On 7 December 2022, a suicide bombing occurred at a police station in Astana Anyar District, Bandung, West Java. The attacker and one police officer were killed in the explosion, while 11 people were injured, including 3 police officers. Police Chief General Listyo Sigit Prabowo stated that the perpetrator was affiliated with the Jamaah Ansharut Daulah (JAD) Bandung branch.

Opposition to the passing of the Penal Code Bill into law was the motive behind the bombing, as the motorcycle used by the suicide bomber to reach the police station was adorned with pamphlets condemning the Penal Code. One of the pamphlets carried by the perpetrator read, "KUHP is the law of the mushrik and infidels, declare war to the enforcers of the Devil's Law." The same pamphlet also referenced verse 29 of Surah At-Tawba, which calls for the imposition of jizya on non-Muslims.

§ **STORED DATA**
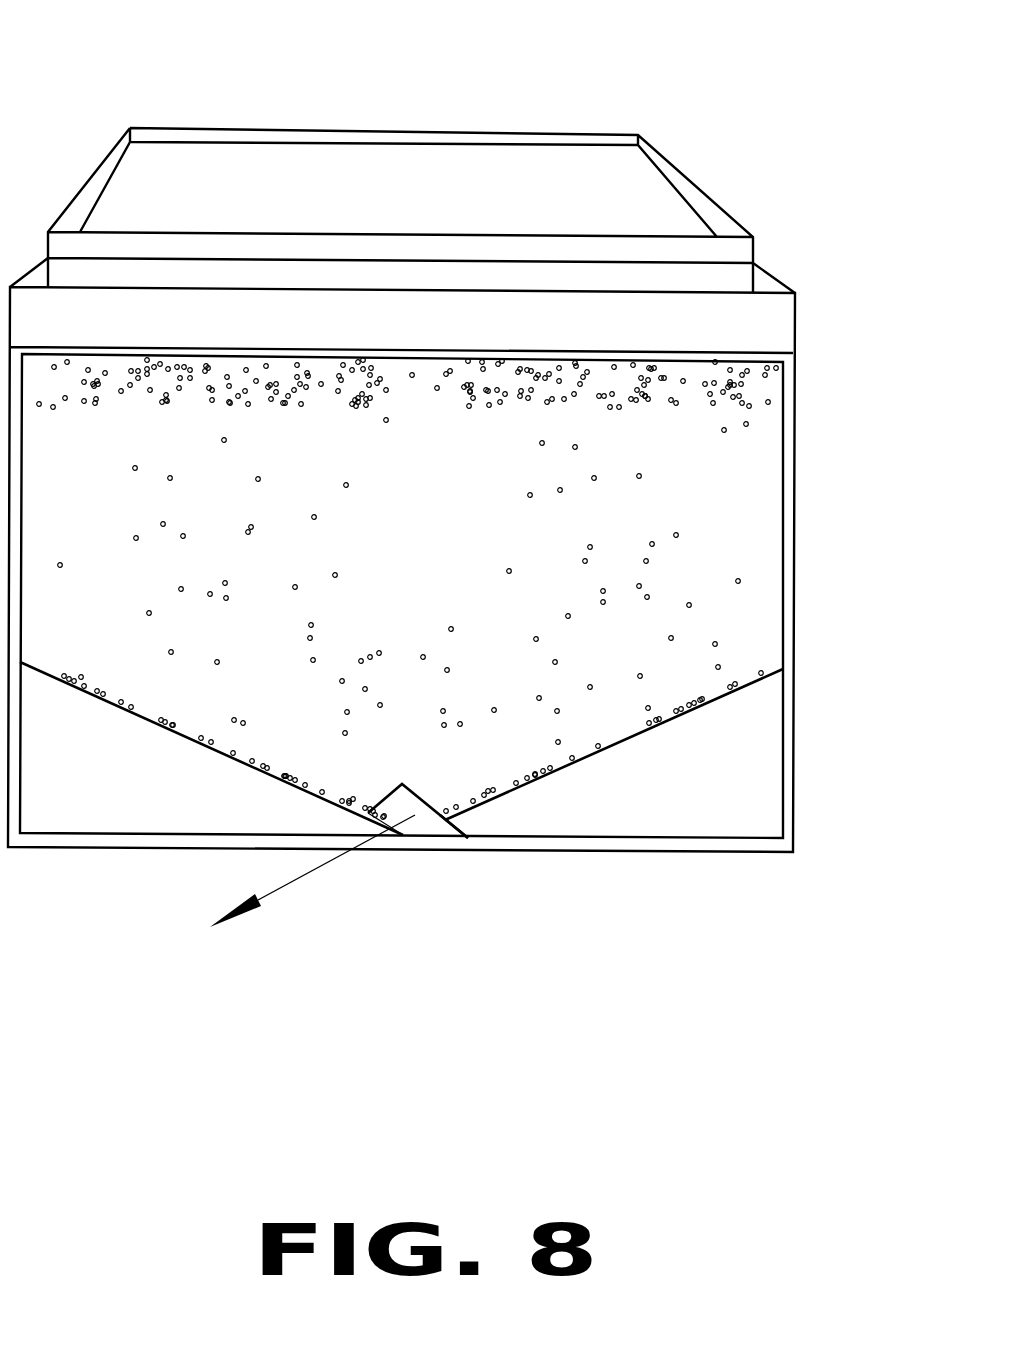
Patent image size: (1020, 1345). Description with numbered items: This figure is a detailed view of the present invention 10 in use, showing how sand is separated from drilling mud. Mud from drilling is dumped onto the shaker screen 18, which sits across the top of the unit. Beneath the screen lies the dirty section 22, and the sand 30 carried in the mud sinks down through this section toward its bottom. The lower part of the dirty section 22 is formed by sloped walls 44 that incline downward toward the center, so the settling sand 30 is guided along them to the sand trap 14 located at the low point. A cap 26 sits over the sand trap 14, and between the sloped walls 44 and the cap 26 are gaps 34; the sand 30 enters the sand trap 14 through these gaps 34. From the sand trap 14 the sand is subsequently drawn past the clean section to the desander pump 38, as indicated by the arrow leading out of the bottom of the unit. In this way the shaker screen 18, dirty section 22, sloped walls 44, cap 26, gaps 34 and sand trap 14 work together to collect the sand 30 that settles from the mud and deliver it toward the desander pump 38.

The present invention 10 is at (756, 157).
The shaker screen 18 is at (410, 225).
The dirty section 22 is at (793, 510).
The sand 30 is at (363, 456).
The sand trap 14 is at (352, 756).
The cap 26 is at (415, 783).
The gaps 34 is at (468, 838).
The desander pump 38 is at (197, 988).
The sloped walls 44 is at (165, 733).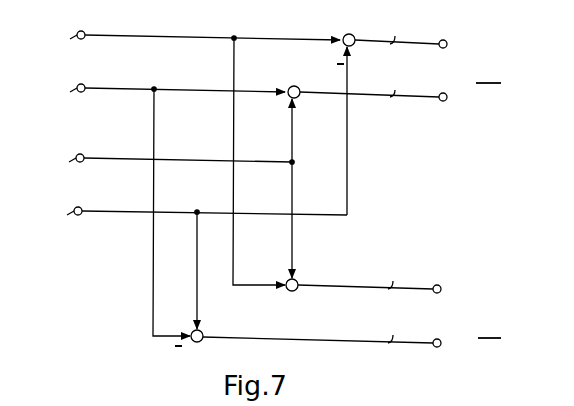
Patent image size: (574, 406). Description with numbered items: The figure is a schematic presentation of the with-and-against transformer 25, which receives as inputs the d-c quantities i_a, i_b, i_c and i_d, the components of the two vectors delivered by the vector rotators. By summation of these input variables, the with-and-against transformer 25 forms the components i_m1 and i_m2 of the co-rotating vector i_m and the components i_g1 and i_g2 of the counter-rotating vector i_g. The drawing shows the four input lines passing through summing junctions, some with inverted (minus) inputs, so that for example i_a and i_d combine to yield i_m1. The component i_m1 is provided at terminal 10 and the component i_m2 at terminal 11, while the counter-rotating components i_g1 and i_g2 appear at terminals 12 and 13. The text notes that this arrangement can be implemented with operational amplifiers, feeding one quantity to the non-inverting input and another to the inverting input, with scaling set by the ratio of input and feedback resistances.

The terminal 10 is at (447, 44).
The terminal 11 is at (447, 97).
The terminal 12 is at (441, 289).
The terminal 13 is at (441, 343).
The with-and-against transformer 25 is at (405, 163).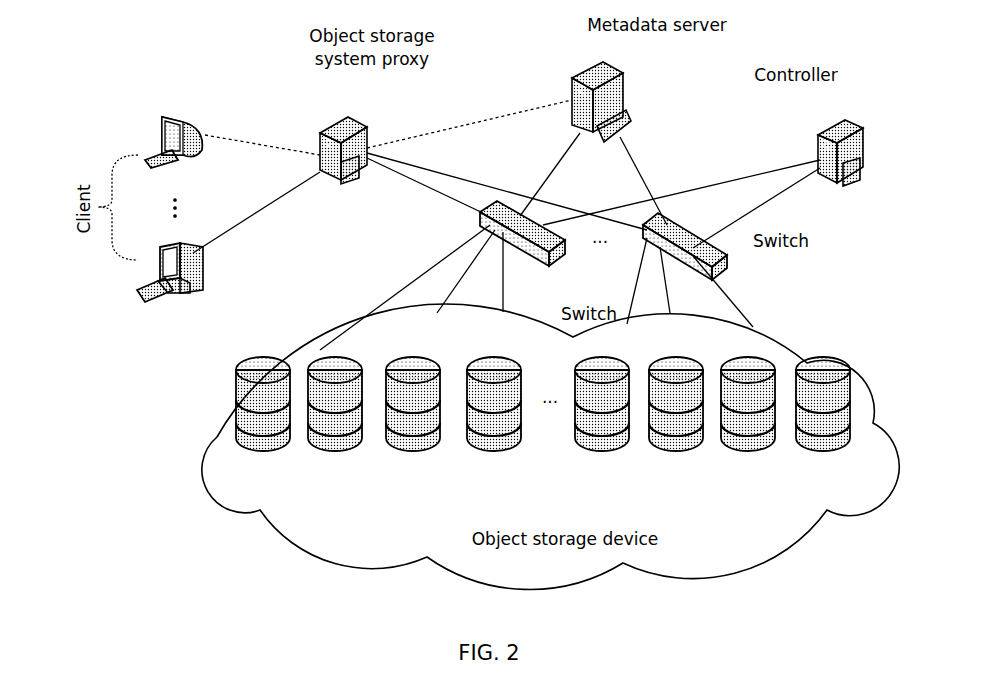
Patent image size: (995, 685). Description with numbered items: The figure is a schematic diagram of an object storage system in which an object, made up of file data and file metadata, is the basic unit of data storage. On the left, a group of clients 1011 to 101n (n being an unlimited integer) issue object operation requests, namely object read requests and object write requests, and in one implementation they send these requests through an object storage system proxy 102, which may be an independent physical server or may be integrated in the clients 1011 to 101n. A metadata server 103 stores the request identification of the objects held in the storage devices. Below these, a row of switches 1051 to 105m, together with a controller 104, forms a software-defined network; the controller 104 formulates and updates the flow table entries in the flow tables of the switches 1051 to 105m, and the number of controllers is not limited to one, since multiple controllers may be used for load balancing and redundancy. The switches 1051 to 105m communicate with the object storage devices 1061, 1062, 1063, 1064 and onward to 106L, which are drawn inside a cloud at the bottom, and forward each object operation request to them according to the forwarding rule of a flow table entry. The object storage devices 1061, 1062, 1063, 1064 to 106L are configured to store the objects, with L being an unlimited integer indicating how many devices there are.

The client 1011 is at (178, 113).
The client 101n is at (170, 297).
The object storage system proxy 102 is at (352, 112).
The metadata server 103 is at (622, 66).
The controller 104 is at (818, 132).
The switch 1051 is at (553, 260).
The switch 105m is at (730, 258).
The object storage device 1061 is at (260, 453).
The object storage device 1062 is at (332, 453).
The object storage device 1063 is at (410, 453).
The object storage device 1064 is at (491, 453).
The object storage device 106L is at (820, 453).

§ **INSTRUCTION 1**
Reproduce the Bandung bombing passage from "On 7 December" to "(JAD) Bandung branch.", swapping "explosion" for "blast".
§ **INSTRUCTION 2**
Extend the account of the Bandung police station bombing with the passage that would come next.

§ **EXERCISE OUTPUT 1**
On 7 December 2022, a suicide bombing occurred at a police station in Astana Anyar District, Bandung, West Java. The attacker and one police officer were killed in the blast, while 11 people were injured, including 3 police officers. Police Chief General Listyo Sigit Prabowo stated that the perpetrator was affiliated with the Jamaah Ansharut Daulah (JAD) Bandung branch.

§ **EXERCISE OUTPUT 2**
=== Foreign condemnation ===
The passing of the law was condemned by the governments of Australia, the United States, South Korea, and even the United Nations, primarily for failing to accommodate protections and rights for LGBT individuals and domestic partnerships, as well as for not ensuring sufficient privacy, equity, religious freedom, and rights related to journalism and sexuality. The European Union also criticized the law for its excessive regulations on privacy, particularly concerning premarital sex, which they argued threatens democracy and freedom of speech. The Executive Office of the President of the Republic of Indonesia rejected claims that the new law contradicts democracy. Additionally, the Deputy Minister of the Ministry of Law and Human Rights dismissed the international condemnations, asserting that the law is a domestic matter and should not be compared to the laws of other countries.

== Literature ==
- Crouch, M. (2013). "Law and Religion in Indonesia: Conflict and the courts in West Java"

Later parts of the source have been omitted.